** RECORD SET **
※ ※ ※
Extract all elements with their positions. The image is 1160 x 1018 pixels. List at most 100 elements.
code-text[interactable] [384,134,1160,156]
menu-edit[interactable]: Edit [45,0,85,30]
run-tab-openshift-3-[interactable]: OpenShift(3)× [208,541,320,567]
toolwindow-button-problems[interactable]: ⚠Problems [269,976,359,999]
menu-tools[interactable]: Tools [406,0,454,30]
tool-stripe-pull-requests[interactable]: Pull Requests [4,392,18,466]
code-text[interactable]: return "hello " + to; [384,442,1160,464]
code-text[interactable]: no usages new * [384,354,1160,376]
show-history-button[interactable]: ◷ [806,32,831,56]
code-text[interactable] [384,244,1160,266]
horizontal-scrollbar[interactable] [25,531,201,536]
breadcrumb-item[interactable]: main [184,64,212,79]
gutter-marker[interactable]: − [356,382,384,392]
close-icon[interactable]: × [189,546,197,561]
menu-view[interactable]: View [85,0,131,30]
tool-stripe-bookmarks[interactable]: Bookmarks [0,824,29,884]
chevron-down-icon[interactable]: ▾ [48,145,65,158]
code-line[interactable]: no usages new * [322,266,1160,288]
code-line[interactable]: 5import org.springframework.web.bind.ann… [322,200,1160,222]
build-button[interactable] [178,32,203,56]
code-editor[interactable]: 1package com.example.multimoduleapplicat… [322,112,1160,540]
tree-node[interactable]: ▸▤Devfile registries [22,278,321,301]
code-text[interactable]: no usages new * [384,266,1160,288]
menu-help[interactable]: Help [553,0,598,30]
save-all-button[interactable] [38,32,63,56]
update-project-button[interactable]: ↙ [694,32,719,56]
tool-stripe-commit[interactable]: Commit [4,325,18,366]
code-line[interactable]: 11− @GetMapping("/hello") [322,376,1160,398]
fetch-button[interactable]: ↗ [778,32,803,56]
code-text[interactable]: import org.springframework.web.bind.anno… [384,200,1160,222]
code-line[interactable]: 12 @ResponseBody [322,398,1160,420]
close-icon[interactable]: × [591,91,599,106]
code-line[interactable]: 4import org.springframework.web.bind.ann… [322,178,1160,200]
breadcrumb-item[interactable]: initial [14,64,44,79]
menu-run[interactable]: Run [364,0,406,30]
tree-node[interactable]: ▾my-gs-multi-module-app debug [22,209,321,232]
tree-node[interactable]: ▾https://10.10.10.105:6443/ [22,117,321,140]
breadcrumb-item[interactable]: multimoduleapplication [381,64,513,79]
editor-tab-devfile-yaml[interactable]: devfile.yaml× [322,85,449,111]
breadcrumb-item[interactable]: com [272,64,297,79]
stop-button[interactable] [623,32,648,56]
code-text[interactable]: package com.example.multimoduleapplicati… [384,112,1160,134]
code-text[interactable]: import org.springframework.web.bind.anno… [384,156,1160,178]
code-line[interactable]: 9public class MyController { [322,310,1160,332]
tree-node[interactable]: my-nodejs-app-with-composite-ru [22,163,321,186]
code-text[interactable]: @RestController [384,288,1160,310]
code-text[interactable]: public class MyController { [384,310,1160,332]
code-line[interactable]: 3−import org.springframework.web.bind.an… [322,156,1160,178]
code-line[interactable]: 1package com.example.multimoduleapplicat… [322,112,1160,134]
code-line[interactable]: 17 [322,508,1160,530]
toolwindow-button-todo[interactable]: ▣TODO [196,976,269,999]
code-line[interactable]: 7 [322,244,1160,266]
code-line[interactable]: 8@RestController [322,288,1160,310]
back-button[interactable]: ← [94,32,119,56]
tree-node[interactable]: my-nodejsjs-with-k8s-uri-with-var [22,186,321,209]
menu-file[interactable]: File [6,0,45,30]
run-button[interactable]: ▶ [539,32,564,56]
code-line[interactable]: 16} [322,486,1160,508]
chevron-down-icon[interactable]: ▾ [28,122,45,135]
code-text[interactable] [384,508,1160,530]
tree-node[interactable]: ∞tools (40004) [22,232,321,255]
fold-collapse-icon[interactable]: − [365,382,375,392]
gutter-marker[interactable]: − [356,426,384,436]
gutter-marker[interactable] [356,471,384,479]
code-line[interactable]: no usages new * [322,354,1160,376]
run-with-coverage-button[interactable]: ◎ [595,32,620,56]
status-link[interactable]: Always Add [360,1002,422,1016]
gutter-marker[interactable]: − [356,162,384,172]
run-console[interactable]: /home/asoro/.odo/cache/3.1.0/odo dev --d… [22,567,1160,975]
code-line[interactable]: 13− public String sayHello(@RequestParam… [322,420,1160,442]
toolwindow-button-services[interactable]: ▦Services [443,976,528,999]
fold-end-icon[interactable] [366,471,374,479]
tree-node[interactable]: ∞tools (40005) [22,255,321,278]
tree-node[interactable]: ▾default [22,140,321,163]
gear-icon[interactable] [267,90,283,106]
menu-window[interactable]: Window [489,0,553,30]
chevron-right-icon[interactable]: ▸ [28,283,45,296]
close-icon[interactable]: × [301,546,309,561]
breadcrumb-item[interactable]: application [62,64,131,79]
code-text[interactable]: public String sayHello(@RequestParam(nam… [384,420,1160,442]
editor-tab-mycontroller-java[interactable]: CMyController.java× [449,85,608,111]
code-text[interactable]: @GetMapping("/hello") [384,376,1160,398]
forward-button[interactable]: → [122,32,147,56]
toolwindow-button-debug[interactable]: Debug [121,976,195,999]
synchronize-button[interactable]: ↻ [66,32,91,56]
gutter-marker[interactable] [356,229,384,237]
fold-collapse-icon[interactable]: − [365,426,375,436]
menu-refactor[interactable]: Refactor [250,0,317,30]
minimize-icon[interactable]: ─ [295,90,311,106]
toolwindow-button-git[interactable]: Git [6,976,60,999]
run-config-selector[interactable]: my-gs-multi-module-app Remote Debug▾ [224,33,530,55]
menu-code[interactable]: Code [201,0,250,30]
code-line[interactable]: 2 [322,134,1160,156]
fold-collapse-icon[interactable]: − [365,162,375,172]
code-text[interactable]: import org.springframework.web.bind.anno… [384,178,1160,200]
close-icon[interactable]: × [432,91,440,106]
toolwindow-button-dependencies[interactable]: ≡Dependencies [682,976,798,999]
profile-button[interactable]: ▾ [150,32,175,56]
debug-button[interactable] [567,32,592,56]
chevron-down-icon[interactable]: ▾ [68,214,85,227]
※ ※ ※
** GOAL **
Convert the records above into a Markdown table with the columns Row and Entry, giving each line its row number and leaving out any blank lines. Start at the first line of the records and stop after the line that contains "horizontal-scrollbar[interactable] [25,531,201,536]".

** RIGHT ANSWER **
| Row | Entry |
|---|---|
| 1 | Extract all elements with their positions. The image is 1160 x 1018 pixels. List at most 100 elements. |
| 2 | code-text[interactable] [384,134,1160,156] |
| 3 | menu-edit[interactable]: Edit [45,0,85,30] |
| 4 | run-tab-openshift-3-[interactable]: OpenShift(3)× [208,541,320,567] |
| 5 | toolwindow-button-problems[interactable]: ⚠Problems [269,976,359,999] |
| 6 | menu-tools[interactable]: Tools [406,0,454,30] |
| 7 | tool-stripe-pull-requests[interactable]: Pull Requests [4,392,18,466] |
| 8 | code-text[interactable]: return "hello " + to; [384,442,1160,464] |
| 9 | code-text[interactable]: no usages new * [384,354,1160,376] |
| 10 | show-history-button[interactable]: ◷ [806,32,831,56] |
| 11 | code-text[interactable] [384,244,1160,266] |
| 12 | horizontal-scrollbar[interactable] [25,531,201,536] |